┌──
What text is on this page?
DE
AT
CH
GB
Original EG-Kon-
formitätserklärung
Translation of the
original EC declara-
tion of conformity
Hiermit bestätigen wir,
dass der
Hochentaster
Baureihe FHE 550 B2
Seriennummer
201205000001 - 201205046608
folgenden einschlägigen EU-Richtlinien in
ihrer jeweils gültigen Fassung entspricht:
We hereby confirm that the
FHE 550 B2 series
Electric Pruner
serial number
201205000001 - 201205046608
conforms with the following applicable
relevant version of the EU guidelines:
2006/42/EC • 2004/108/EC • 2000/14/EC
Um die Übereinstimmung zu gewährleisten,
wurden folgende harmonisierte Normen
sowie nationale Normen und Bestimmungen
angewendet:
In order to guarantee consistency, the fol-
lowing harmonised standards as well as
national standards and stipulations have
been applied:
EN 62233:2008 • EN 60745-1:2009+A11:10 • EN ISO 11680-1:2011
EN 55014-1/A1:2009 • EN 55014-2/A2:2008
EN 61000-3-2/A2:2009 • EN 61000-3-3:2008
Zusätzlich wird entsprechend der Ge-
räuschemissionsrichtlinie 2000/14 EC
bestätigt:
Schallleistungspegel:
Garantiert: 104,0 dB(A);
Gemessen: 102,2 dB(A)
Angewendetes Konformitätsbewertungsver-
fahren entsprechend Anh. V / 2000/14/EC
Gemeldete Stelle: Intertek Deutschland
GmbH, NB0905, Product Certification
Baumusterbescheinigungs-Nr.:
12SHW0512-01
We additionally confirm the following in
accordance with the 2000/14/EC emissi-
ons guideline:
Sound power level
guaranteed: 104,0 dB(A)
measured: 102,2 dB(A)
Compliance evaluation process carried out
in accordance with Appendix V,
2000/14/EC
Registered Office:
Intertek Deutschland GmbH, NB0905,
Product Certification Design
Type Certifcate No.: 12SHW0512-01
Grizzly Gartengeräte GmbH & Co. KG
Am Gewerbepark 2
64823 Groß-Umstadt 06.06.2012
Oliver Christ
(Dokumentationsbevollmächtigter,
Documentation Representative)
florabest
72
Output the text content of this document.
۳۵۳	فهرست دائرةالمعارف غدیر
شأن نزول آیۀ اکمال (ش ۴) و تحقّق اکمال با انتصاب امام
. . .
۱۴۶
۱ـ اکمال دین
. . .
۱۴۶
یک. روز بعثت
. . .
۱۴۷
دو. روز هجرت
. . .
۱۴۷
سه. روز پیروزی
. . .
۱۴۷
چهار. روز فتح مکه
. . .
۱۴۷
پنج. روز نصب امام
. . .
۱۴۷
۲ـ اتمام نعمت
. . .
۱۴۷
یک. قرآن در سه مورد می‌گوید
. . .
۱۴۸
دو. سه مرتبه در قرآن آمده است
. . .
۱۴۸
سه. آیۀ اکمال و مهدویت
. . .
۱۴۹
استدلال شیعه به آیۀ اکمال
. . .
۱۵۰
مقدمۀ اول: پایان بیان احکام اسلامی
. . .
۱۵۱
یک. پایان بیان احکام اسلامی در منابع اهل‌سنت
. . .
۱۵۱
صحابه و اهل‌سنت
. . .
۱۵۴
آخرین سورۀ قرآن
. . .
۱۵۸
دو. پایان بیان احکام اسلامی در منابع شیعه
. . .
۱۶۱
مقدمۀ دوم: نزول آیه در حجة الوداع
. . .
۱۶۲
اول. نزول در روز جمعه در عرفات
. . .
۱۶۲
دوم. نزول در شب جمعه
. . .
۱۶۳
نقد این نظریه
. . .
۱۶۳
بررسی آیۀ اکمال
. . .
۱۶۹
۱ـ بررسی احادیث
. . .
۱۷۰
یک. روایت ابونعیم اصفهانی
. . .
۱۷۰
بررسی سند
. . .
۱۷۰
└──
## To be done
Extract the complete data, matching each line exactly.

## The solution
What text is on this page?
DE
AT
CH
GB
Original EG-Kon-
formitätserklärung
Translation of the
original EC declara-
tion of conformity
Hiermit bestätigen wir,
dass der
Hochentaster
Baureihe FHE 550 B2
Seriennummer
201205000001 - 201205046608
folgenden einschlägigen EU-Richtlinien in
ihrer jeweils gültigen Fassung entspricht:
We hereby confirm that the
FHE 550 B2 series
Electric Pruner
serial number
201205000001 - 201205046608
conforms with the following applicable
relevant version of the EU guidelines:
2006/42/EC • 2004/108/EC • 2000/14/EC
Um die Übereinstimmung zu gewährleisten,
wurden folgende harmonisierte Normen
sowie nationale Normen und Bestimmungen
angewendet:
In order to guarantee consistency, the fol-
lowing harmonised standards as well as
national standards and stipulations have
been applied:
EN 62233:2008 • EN 60745-1:2009+A11:10 • EN ISO 11680-1:2011
EN 55014-1/A1:2009 • EN 55014-2/A2:2008
EN 61000-3-2/A2:2009 • EN 61000-3-3:2008
Zusätzlich wird entsprechend der Ge-
räuschemissionsrichtlinie 2000/14 EC
bestätigt:
Schallleistungspegel:
Garantiert: 104,0 dB(A);
Gemessen: 102,2 dB(A)
Angewendetes Konformitätsbewertungsver-
fahren entsprechend Anh. V / 2000/14/EC
Gemeldete Stelle: Intertek Deutschland
GmbH, NB0905, Product Certification
Baumusterbescheinigungs-Nr.:
12SHW0512-01
We additionally confirm the following in
accordance with the 2000/14/EC emissi-
ons guideline:
Sound power level
guaranteed: 104,0 dB(A)
measured: 102,2 dB(A)
Compliance evaluation process carried out
in accordance with Appendix V,
2000/14/EC
Registered Office:
Intertek Deutschland GmbH, NB0905,
Product Certification Design
Type Certifcate No.: 12SHW0512-01
Grizzly Gartengeräte GmbH & Co. KG
Am Gewerbepark 2
64823 Groß-Umstadt 06.06.2012
Oliver Christ
(Dokumentationsbevollmächtigter,
Documentation Representative)
florabest
72
Output the text content of this document.
۳۵۳	فهرست دائرةالمعارف غدیر
شأن نزول آیۀ اکمال (ش ۴) و تحقّق اکمال با انتصاب امام
. . .
۱۴۶
۱ـ اکمال دین
. . .
۱۴۶
یک. روز بعثت
. . .
۱۴۷
دو. روز هجرت
. . .
۱۴۷
سه. روز پیروزی
. . .
۱۴۷
چهار. روز فتح مکه
. . .
۱۴۷
پنج. روز نصب امام
. . .
۱۴۷
۲ـ اتمام نعمت
. . .
۱۴۷
یک. قرآن در سه مورد می‌گوید
. . .
۱۴۸
دو. سه مرتبه در قرآن آمده است
. . .
۱۴۸
سه. آیۀ اکمال و مهدویت
. . .
۱۴۹
استدلال شیعه به آیۀ اکمال
. . .
۱۵۰
مقدمۀ اول: پایان بیان احکام اسلامی
. . .
۱۵۱
یک. پایان بیان احکام اسلامی در منابع اهل‌سنت
. . .
۱۵۱
صحابه و اهل‌سنت
. . .
۱۵۴
آخرین سورۀ قرآن
. . .
۱۵۸
دو. پایان بیان احکام اسلامی در منابع شیعه
. . .
۱۶۱
مقدمۀ دوم: نزول آیه در حجة الوداع
. . .
۱۶۲
اول. نزول در روز جمعه در عرفات
. . .
۱۶۲
دوم. نزول در شب جمعه
. . .
۱۶۳
نقد این نظریه
. . .
۱۶۳
بررسی آیۀ اکمال
. . .
۱۶۹
۱ـ بررسی احادیث
. . .
۱۷۰
یک. روایت ابونعیم اصفهانی
. . .
۱۷۰
بررسی سند
. . .
۱۷۰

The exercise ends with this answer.